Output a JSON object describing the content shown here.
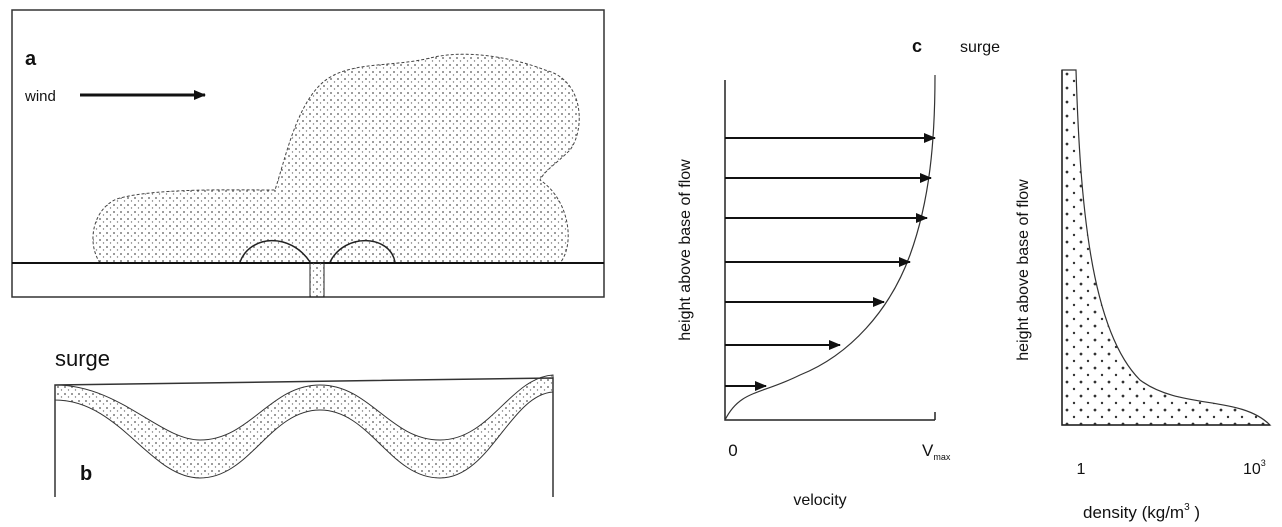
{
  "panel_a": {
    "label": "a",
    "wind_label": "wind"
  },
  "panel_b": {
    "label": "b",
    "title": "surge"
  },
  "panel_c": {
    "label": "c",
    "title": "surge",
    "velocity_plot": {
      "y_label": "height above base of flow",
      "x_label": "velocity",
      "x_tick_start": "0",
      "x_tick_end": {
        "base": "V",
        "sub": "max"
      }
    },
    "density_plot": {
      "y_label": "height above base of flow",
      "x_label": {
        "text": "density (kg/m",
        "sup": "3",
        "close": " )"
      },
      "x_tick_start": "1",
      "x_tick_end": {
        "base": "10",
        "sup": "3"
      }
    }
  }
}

+ + + + +

__Your instructions__
Each line of the data is to be duplicated exactly; pictures stay out of the copy.

__Task result__
Output a JSON object describing the content shown here.
{
  "panel_a": {
    "label": "a",
    "wind_label": "wind"
  },
  "panel_b": {
    "label": "b",
    "title": "surge"
  },
  "panel_c": {
    "label": "c",
    "title": "surge",
    "velocity_plot": {
      "y_label": "height above base of flow",
      "x_label": "velocity",
      "x_tick_start": "0",
      "x_tick_end": {
        "base": "V",
        "sub": "max"
      }
    },
    "density_plot": {
      "y_label": "height above base of flow",
      "x_label": {
        "text": "density (kg/m",
        "sup": "3",
        "close": " )"
      },
      "x_tick_start": "1",
      "x_tick_end": {
        "base": "10",
        "sup": "3"
      }
    }
  }
}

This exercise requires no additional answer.